Extracts from a graphics dataset
——

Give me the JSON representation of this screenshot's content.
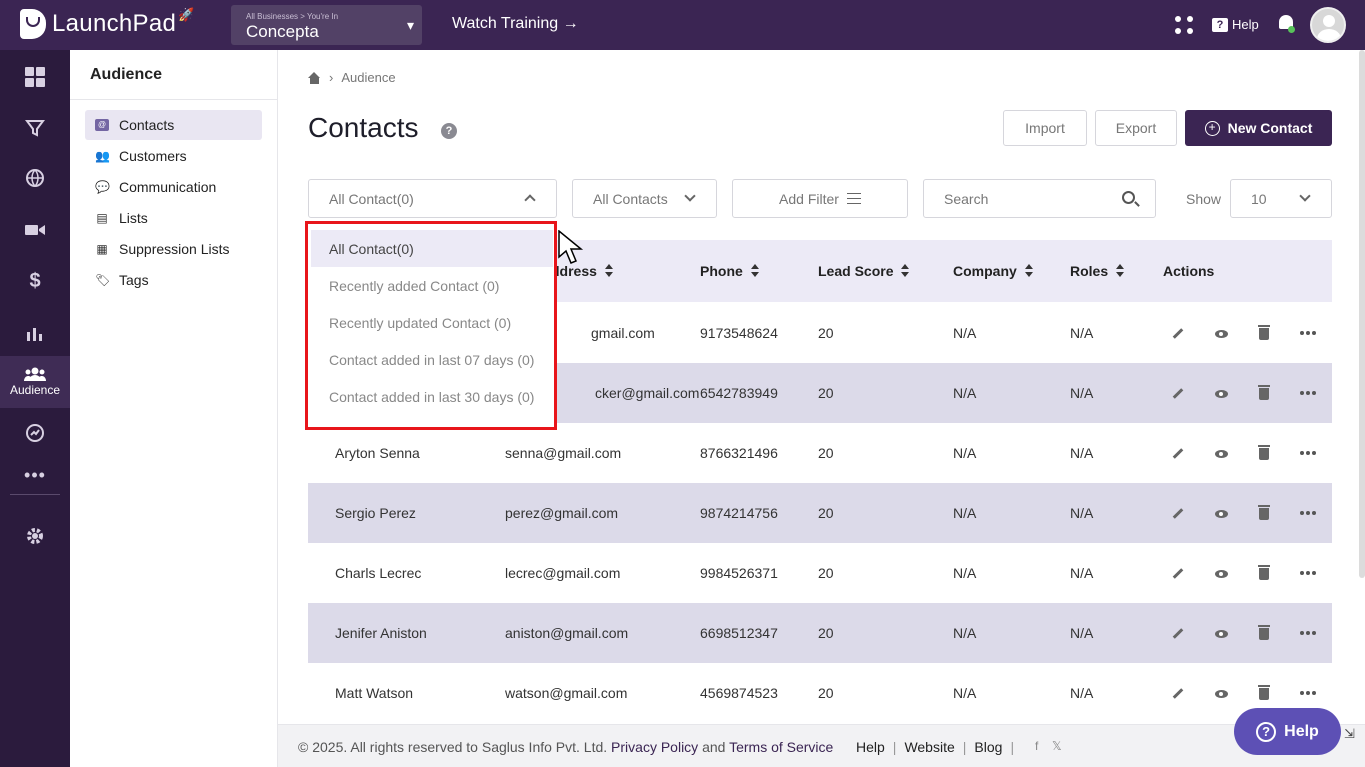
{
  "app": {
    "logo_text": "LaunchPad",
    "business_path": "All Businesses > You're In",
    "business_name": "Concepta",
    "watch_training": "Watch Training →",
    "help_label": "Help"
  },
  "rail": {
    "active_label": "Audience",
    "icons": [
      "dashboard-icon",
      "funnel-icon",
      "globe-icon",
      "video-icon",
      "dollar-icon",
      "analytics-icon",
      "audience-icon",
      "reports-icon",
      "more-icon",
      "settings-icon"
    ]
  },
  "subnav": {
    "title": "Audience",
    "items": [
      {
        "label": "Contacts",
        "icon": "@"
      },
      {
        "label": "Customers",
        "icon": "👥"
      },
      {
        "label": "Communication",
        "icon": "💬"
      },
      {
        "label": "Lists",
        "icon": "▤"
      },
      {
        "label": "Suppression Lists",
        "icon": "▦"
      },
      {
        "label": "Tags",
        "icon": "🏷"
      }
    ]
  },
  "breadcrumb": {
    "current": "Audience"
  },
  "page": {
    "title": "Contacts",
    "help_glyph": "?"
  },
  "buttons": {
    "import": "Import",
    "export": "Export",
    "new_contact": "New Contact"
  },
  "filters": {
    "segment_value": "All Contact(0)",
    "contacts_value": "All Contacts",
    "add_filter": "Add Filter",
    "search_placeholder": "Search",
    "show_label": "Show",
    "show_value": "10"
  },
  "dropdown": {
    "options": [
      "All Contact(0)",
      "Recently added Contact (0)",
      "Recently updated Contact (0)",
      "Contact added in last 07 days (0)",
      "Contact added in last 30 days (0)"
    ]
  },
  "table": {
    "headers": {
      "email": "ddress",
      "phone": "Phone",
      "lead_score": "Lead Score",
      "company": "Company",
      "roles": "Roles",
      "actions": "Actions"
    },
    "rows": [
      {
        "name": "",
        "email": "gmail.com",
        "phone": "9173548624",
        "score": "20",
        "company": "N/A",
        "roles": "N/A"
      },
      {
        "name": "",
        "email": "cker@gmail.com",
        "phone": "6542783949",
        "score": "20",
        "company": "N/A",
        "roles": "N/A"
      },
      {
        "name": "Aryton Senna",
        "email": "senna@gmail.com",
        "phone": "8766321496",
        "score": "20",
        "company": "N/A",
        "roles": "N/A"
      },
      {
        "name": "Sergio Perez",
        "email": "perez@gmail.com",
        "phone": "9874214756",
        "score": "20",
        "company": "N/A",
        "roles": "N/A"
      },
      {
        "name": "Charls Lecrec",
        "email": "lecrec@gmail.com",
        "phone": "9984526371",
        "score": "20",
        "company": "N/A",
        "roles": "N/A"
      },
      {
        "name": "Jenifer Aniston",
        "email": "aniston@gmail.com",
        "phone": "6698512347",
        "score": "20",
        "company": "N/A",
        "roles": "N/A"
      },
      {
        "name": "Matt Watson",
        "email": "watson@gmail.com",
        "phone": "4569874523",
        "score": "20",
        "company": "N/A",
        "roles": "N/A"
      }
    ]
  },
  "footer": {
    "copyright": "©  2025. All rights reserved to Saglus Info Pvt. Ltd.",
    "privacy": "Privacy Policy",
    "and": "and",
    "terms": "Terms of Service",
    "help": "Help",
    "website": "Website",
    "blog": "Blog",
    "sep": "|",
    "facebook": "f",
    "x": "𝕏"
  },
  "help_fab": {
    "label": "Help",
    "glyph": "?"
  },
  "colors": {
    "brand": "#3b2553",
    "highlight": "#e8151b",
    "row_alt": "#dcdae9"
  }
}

——

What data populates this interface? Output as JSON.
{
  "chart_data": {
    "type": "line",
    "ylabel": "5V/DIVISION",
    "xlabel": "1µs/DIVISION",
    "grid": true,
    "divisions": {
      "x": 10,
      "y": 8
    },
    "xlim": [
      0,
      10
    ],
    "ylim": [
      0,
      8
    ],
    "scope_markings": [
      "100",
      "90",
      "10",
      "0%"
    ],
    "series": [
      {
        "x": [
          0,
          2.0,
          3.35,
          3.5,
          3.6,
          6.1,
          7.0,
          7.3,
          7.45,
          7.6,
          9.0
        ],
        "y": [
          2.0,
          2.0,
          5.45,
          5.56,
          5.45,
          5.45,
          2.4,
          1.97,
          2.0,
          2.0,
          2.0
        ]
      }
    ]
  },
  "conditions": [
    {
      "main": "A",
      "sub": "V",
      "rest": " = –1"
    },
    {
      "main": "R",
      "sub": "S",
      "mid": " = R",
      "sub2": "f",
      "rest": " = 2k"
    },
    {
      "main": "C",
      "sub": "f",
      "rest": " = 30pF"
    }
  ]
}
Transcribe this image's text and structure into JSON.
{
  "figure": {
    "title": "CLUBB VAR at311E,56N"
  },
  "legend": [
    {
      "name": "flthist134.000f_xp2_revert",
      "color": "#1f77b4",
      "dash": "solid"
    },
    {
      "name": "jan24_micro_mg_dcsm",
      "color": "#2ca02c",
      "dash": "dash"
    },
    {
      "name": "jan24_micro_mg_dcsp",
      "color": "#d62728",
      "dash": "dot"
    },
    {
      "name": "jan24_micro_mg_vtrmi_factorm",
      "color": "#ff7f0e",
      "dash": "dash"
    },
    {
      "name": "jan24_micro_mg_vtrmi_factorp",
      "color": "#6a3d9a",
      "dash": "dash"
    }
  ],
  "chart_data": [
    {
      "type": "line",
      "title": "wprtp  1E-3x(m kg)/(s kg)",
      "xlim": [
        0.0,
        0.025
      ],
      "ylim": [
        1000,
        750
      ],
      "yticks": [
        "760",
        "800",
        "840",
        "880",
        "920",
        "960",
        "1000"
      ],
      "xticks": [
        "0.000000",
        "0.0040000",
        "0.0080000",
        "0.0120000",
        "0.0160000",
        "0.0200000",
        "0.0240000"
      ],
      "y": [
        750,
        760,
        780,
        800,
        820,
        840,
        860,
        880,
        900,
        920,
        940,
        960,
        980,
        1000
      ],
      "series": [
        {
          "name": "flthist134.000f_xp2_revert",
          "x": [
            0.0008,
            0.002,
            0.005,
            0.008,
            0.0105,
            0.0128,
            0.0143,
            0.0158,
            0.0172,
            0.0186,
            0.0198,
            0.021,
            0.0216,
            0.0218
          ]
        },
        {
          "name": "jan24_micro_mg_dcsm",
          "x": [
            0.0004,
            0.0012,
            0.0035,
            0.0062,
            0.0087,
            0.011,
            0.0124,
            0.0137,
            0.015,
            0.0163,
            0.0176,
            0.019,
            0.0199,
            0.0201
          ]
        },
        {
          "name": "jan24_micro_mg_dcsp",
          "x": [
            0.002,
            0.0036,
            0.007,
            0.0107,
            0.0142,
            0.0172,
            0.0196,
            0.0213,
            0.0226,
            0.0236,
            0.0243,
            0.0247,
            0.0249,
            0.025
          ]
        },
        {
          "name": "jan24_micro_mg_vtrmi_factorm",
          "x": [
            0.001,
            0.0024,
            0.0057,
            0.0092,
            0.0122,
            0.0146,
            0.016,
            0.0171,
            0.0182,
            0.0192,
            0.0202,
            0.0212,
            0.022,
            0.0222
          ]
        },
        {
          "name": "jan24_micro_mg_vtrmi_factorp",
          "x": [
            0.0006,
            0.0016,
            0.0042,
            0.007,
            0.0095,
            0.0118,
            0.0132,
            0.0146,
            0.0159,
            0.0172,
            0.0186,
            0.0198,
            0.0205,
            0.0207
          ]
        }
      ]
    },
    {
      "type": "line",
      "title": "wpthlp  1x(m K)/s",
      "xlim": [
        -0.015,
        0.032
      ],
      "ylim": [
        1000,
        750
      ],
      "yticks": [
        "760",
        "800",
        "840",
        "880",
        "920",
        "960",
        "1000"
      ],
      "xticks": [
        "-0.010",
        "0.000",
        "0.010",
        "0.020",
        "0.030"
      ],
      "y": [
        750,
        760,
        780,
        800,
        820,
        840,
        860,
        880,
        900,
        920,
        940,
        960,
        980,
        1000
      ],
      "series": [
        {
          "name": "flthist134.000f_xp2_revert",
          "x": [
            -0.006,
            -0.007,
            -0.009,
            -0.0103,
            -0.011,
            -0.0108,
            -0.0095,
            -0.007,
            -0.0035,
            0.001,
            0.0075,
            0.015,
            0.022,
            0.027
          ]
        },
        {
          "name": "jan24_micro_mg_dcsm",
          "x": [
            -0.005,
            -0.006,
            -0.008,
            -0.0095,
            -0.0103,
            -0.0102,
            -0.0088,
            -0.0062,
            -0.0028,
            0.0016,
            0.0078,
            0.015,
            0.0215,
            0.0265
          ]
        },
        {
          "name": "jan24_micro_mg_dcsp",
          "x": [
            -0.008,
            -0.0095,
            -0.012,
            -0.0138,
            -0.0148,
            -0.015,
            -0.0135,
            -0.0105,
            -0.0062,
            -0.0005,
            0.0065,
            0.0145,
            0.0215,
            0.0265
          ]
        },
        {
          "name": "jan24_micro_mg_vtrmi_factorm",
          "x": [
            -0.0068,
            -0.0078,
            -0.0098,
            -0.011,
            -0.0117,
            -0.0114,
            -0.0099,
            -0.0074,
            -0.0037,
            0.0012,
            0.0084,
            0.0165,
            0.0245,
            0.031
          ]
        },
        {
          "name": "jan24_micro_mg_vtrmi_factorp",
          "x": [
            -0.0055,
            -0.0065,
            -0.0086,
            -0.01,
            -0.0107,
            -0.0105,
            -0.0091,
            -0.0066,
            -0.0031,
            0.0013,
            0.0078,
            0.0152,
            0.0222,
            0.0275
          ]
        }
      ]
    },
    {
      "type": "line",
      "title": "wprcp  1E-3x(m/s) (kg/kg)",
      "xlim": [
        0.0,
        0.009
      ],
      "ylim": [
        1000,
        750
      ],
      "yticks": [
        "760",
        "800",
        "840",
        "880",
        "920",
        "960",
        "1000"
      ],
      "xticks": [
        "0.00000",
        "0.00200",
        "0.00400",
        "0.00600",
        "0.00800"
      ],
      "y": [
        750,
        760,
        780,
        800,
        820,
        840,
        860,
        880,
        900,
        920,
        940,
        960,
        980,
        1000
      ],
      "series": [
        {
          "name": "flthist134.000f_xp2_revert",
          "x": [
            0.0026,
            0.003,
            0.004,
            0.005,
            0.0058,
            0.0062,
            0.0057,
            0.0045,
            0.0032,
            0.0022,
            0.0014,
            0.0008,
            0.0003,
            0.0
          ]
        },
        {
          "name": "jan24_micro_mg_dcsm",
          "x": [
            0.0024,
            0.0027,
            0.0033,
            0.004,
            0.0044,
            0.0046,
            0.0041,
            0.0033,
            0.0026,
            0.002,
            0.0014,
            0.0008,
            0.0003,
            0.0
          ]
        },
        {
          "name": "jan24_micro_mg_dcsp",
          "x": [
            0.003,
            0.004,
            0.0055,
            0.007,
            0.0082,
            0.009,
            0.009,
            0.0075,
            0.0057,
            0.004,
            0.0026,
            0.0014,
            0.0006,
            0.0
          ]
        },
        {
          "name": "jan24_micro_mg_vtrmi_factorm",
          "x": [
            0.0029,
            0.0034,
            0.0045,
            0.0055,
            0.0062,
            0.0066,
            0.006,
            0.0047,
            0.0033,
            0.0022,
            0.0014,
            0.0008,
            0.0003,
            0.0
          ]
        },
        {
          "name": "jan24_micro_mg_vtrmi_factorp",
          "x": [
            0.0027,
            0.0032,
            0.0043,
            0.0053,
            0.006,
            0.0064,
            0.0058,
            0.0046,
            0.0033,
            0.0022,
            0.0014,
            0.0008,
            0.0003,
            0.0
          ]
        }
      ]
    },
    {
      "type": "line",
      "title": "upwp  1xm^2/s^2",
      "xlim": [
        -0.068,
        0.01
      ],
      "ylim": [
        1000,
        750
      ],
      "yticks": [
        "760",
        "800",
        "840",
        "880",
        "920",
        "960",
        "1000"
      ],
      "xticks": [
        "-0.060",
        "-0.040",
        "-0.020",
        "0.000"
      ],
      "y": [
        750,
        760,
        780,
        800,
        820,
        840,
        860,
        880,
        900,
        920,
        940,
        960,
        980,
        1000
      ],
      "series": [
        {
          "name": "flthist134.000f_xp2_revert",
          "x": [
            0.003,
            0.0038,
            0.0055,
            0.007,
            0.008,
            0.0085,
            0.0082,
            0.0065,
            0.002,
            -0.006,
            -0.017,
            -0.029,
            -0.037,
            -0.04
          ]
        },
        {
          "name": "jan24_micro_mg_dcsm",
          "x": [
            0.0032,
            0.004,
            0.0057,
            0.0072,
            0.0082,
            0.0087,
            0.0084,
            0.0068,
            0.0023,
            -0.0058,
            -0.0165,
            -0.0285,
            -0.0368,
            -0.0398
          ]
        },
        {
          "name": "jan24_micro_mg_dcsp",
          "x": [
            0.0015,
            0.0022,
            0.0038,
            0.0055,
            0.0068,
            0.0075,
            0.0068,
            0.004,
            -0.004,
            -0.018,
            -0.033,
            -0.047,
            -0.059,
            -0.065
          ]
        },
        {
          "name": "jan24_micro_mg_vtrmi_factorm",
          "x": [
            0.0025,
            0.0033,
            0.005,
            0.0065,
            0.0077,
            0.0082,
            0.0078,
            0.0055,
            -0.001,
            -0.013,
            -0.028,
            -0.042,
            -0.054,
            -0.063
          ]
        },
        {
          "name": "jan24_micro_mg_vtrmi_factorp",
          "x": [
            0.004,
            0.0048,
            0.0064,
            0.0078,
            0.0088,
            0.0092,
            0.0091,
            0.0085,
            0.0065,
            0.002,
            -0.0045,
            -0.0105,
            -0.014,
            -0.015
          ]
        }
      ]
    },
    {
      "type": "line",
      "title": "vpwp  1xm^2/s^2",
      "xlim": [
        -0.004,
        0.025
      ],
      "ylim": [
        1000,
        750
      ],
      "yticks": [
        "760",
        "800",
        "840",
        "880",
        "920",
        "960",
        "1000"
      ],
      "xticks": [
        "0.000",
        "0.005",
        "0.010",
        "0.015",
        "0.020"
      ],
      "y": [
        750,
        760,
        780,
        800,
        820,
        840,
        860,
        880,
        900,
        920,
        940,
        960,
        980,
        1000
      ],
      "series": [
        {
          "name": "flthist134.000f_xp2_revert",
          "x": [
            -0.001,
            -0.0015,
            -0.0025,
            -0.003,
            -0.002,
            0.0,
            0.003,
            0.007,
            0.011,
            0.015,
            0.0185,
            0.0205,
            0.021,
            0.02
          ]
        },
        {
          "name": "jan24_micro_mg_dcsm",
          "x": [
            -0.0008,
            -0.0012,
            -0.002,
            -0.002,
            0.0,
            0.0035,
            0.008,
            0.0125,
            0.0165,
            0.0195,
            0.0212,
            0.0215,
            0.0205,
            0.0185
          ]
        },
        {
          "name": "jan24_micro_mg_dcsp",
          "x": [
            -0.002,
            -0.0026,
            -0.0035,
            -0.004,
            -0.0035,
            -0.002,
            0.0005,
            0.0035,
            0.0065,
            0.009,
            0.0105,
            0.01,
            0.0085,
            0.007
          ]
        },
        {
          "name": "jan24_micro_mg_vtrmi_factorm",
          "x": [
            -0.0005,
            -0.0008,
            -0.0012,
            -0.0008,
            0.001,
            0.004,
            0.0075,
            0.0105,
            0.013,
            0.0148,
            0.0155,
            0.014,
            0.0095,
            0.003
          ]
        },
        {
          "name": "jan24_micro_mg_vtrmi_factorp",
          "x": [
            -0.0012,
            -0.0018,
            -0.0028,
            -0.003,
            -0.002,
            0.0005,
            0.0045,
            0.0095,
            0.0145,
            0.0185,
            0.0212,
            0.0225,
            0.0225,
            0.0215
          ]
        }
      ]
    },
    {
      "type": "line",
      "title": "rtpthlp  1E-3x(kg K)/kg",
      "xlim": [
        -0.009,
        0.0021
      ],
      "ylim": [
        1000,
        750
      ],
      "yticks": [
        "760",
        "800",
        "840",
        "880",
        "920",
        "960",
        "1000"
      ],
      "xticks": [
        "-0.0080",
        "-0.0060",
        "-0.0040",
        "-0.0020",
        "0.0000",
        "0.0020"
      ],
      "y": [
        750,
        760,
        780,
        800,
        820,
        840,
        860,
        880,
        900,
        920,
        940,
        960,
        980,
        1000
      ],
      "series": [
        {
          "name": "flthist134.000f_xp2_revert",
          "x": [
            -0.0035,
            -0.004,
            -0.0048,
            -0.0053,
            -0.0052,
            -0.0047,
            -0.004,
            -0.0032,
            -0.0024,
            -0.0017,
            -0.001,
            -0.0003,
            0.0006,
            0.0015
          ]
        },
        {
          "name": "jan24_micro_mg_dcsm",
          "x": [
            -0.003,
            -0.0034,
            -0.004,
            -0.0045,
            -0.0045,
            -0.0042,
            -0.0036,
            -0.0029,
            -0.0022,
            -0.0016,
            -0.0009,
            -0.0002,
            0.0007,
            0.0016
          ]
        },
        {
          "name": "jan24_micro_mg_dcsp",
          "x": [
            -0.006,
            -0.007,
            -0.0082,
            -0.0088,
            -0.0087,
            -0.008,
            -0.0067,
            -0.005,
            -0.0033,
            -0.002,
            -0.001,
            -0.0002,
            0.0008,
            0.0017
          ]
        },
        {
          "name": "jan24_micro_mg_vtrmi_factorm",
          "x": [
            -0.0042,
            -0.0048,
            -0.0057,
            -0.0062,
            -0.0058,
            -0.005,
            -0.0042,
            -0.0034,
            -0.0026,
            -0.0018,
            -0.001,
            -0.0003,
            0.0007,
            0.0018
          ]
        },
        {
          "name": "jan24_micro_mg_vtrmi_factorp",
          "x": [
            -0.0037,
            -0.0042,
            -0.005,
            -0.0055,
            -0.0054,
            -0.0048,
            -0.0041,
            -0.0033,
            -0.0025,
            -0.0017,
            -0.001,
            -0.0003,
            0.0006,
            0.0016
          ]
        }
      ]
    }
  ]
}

——

=== Written problem ===
Look through the material above and pick out each line holding the word "Recently".

=== Answer ===
      "Recently added Contact (0)",
      "Recently updated Contact (0)",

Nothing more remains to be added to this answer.